(Figure content listings)
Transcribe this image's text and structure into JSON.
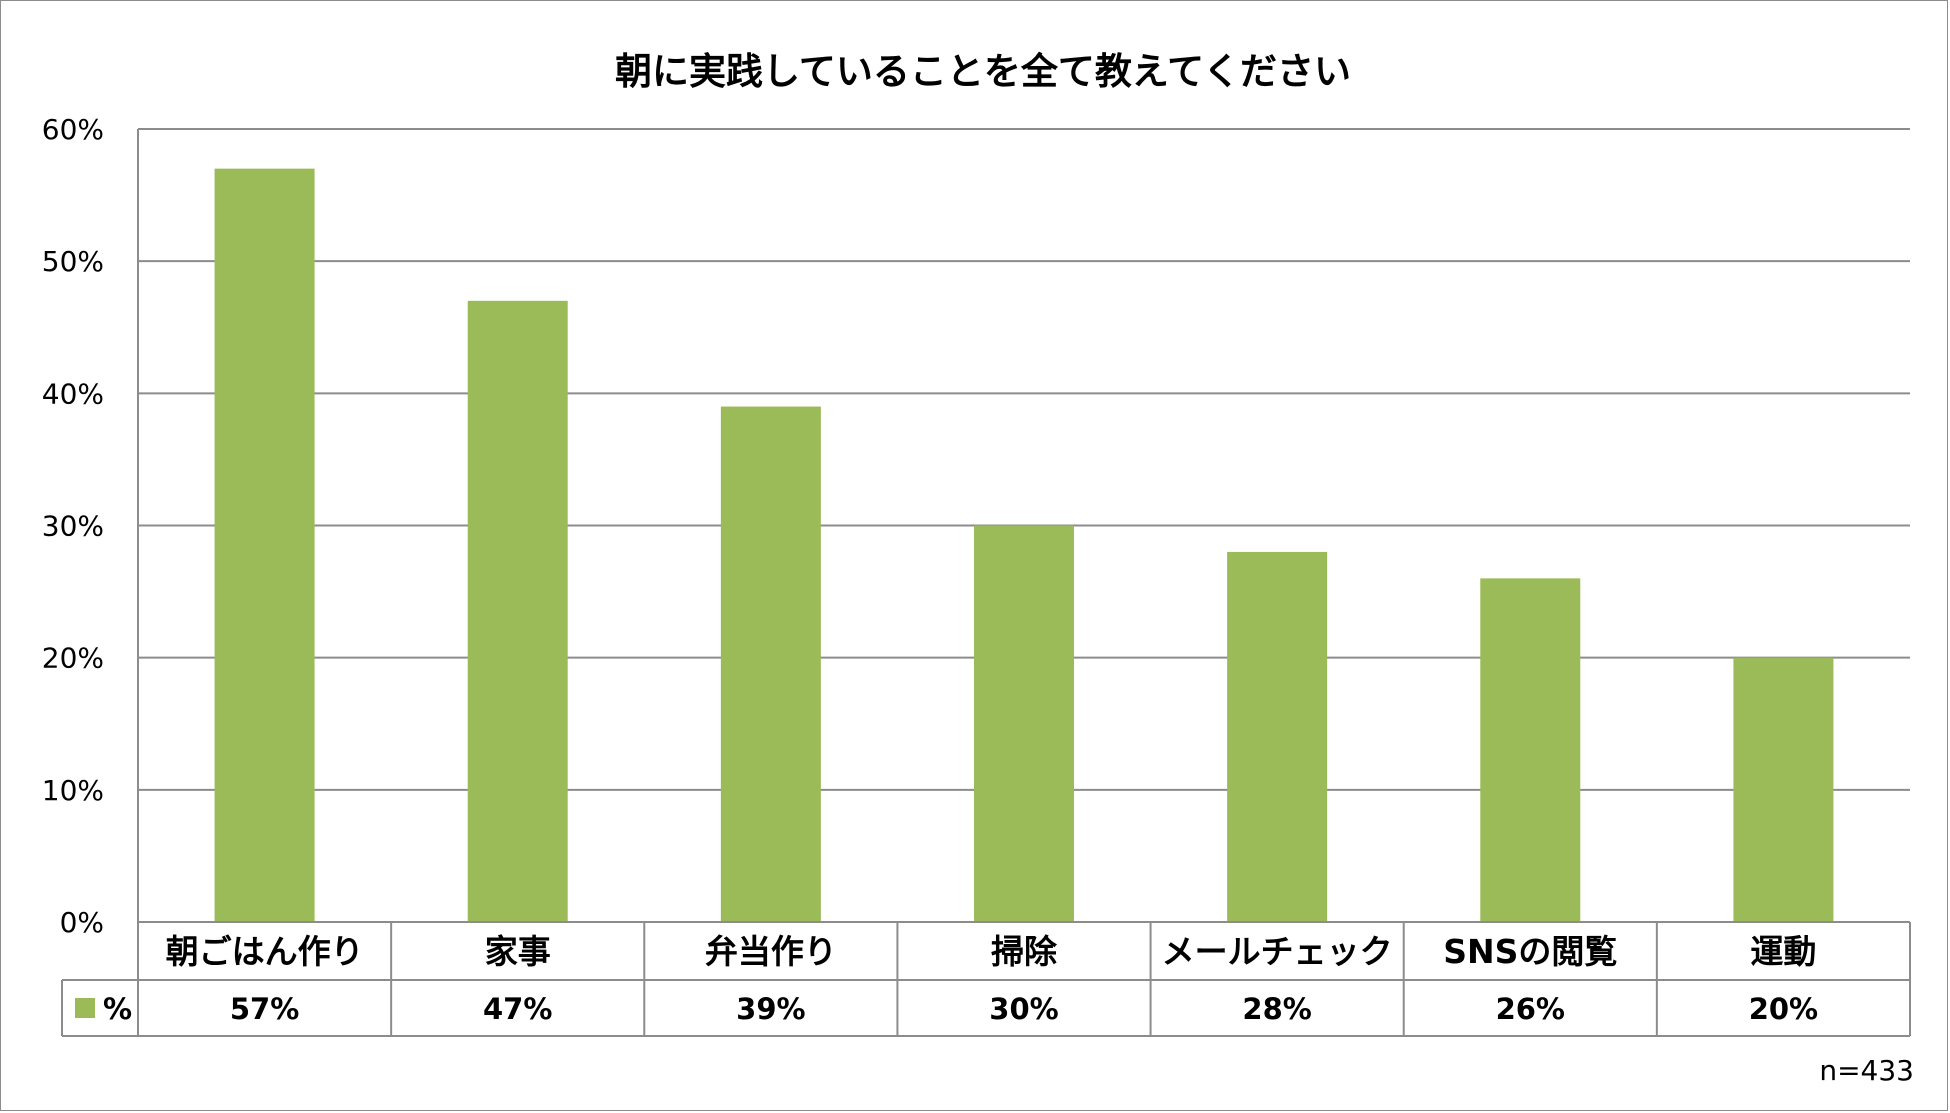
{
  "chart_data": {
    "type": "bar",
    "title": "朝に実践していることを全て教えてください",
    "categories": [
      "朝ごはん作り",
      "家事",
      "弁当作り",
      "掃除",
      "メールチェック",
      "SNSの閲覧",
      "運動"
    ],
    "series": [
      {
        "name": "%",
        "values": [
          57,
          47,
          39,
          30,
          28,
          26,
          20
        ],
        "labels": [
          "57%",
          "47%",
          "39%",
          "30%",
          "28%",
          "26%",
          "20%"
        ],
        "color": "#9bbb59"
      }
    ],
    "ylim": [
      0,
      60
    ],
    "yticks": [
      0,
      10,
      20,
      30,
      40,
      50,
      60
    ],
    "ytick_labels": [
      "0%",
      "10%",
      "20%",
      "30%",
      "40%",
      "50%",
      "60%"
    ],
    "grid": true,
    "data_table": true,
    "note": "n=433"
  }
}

### JOB
Make an exact copy of every entry above, minus the images.

### OUTPUT OF THE EXERCISE
Transcribe this image's text and structure into JSON.
{
  "chart_data": {
    "type": "bar",
    "title": "朝に実践していることを全て教えてください",
    "categories": [
      "朝ごはん作り",
      "家事",
      "弁当作り",
      "掃除",
      "メールチェック",
      "SNSの閲覧",
      "運動"
    ],
    "series": [
      {
        "name": "%",
        "values": [
          57,
          47,
          39,
          30,
          28,
          26,
          20
        ],
        "labels": [
          "57%",
          "47%",
          "39%",
          "30%",
          "28%",
          "26%",
          "20%"
        ],
        "color": "#9bbb59"
      }
    ],
    "ylim": [
      0,
      60
    ],
    "yticks": [
      0,
      10,
      20,
      30,
      40,
      50,
      60
    ],
    "ytick_labels": [
      "0%",
      "10%",
      "20%",
      "30%",
      "40%",
      "50%",
      "60%"
    ],
    "grid": true,
    "data_table": true,
    "note": "n=433"
  }
}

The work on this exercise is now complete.